# [GIVEN REQUEST]
Transcribe the records below in full; pictures stay out of the copy.

(Stored entries)
--------

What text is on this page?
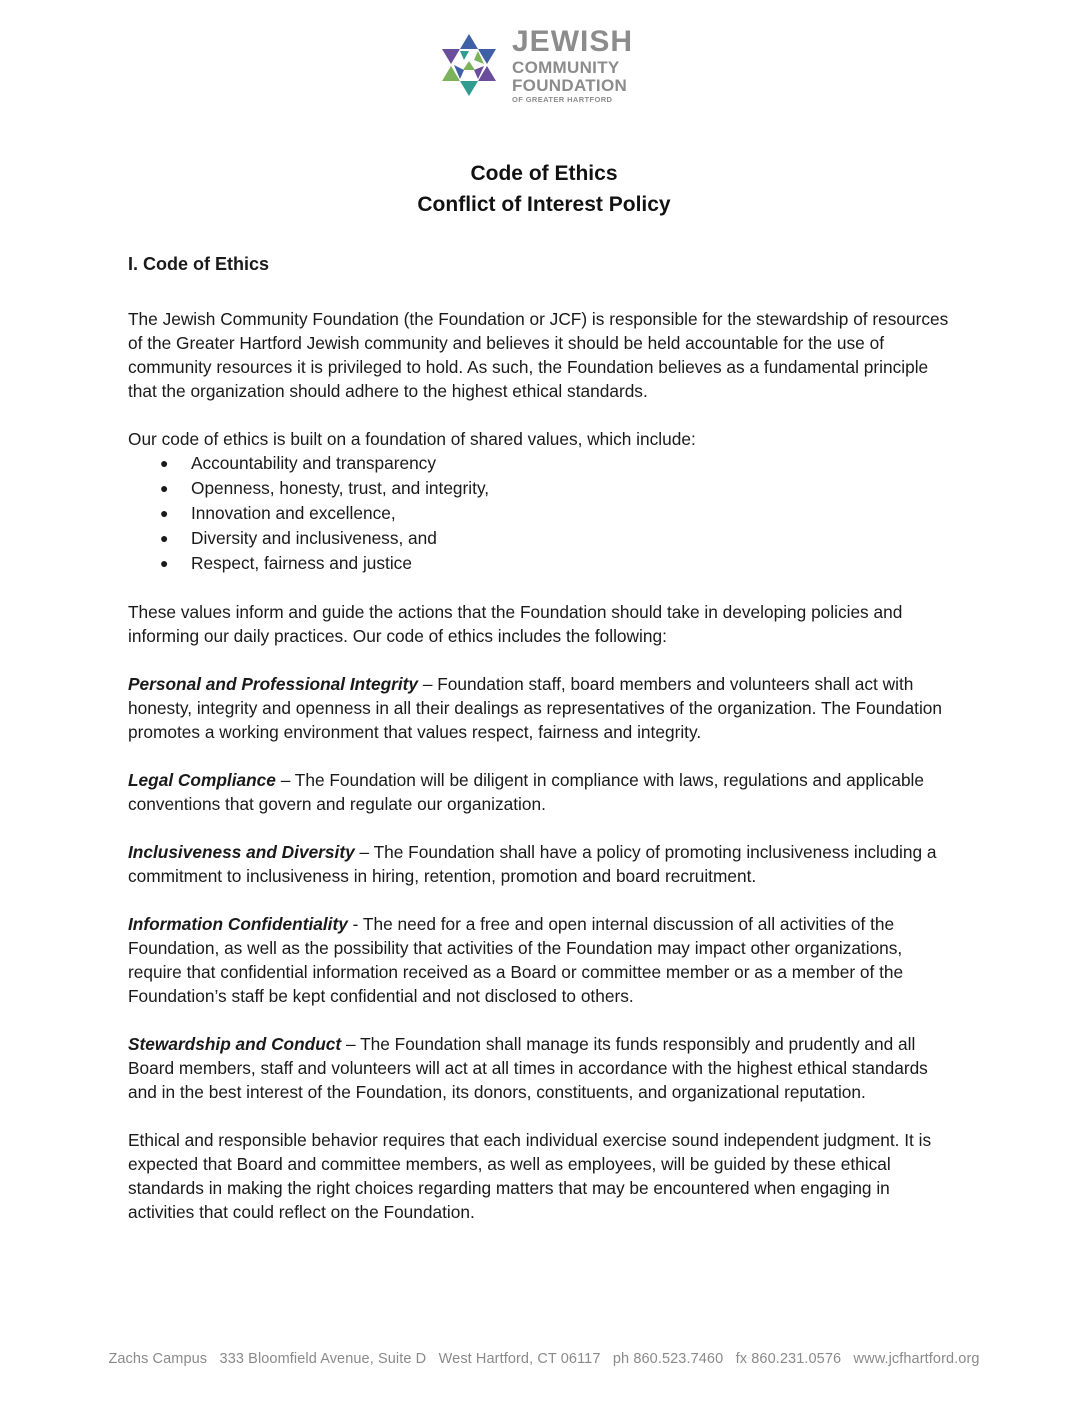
JEWISH
COMMUNITY
FOUNDATION
OF GREATER HARTFORD
Code of Ethics
Conflict of Interest Policy
I. Code of Ethics

The Jewish Community Foundation (the Foundation or JCF) is responsible for the stewardship of resources of the Greater Hartford Jewish community and believes it should be held accountable for the use of community resources it is privileged to hold. As such, the Foundation believes as a fundamental principle that the organization should adhere to the highest ethical standards.

Our code of ethics is built on a foundation of shared values, which include:

● Accountability and transparency
● Openness, honesty, trust, and integrity,
● Innovation and excellence,
● Diversity and inclusiveness, and
● Respect, fairness and justice

These values inform and guide the actions that the Foundation should take in developing policies and informing our daily practices. Our code of ethics includes the following:

Personal and Professional Integrity – Foundation staff, board members and volunteers shall act with honesty, integrity and openness in all their dealings as representatives of the organization. The Foundation promotes a working environment that values respect, fairness and integrity.

Legal Compliance – The Foundation will be diligent in compliance with laws, regulations and applicable conventions that govern and regulate our organization.

Inclusiveness and Diversity – The Foundation shall have a policy of promoting inclusiveness including a commitment to inclusiveness in hiring, retention, promotion and board recruitment.

Information Confidentiality - The need for a free and open internal discussion of all activities of the Foundation, as well as the possibility that activities of the Foundation may impact other organizations, require that confidential information received as a Board or committee member or as a member of the Foundation’s staff be kept confidential and not disclosed to others.

Stewardship and Conduct – The Foundation shall manage its funds responsibly and prudently and all Board members, staff and volunteers will act at all times in accordance with the highest ethical standards and in the best interest of the Foundation, its donors, constituents, and organizational reputation.

Ethical and responsible behavior requires that each individual exercise sound independent judgment. It is expected that Board and committee members, as well as employees, will be guided by these ethical standards in making the right choices regarding matters that may be encountered when engaging in activities that could reflect on the Foundation.

Zachs Campus 333 Bloomfield Avenue, Suite D West Hartford, CT 06117 ph 860.523.7460 fx 860.231.0576 www.jcfhartford.org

--------

# [FULL ANSWER]
What text is on this page?
JEWISH
COMMUNITY
FOUNDATION
OF GREATER HARTFORD
Code of Ethics
Conflict of Interest Policy
I. Code of Ethics

The Jewish Community Foundation (the Foundation or JCF) is responsible for the stewardship of resources of the Greater Hartford Jewish community and believes it should be held accountable for the use of community resources it is privileged to hold. As such, the Foundation believes as a fundamental principle that the organization should adhere to the highest ethical standards.

Our code of ethics is built on a foundation of shared values, which include:

● Accountability and transparency
● Openness, honesty, trust, and integrity,
● Innovation and excellence,
● Diversity and inclusiveness, and
● Respect, fairness and justice

These values inform and guide the actions that the Foundation should take in developing policies and informing our daily practices. Our code of ethics includes the following:

Personal and Professional Integrity – Foundation staff, board members and volunteers shall act with honesty, integrity and openness in all their dealings as representatives of the organization. The Foundation promotes a working environment that values respect, fairness and integrity.

Legal Compliance – The Foundation will be diligent in compliance with laws, regulations and applicable conventions that govern and regulate our organization.

Inclusiveness and Diversity – The Foundation shall have a policy of promoting inclusiveness including a commitment to inclusiveness in hiring, retention, promotion and board recruitment.

Information Confidentiality - The need for a free and open internal discussion of all activities of the Foundation, as well as the possibility that activities of the Foundation may impact other organizations, require that confidential information received as a Board or committee member or as a member of the Foundation’s staff be kept confidential and not disclosed to others.

Stewardship and Conduct – The Foundation shall manage its funds responsibly and prudently and all Board members, staff and volunteers will act at all times in accordance with the highest ethical standards and in the best interest of the Foundation, its donors, constituents, and organizational reputation.

Ethical and responsible behavior requires that each individual exercise sound independent judgment. It is expected that Board and committee members, as well as employees, will be guided by these ethical standards in making the right choices regarding matters that may be encountered when engaging in activities that could reflect on the Foundation.

Zachs Campus 333 Bloomfield Avenue, Suite D West Hartford, CT 06117 ph 860.523.7460 fx 860.231.0576 www.jcfhartford.org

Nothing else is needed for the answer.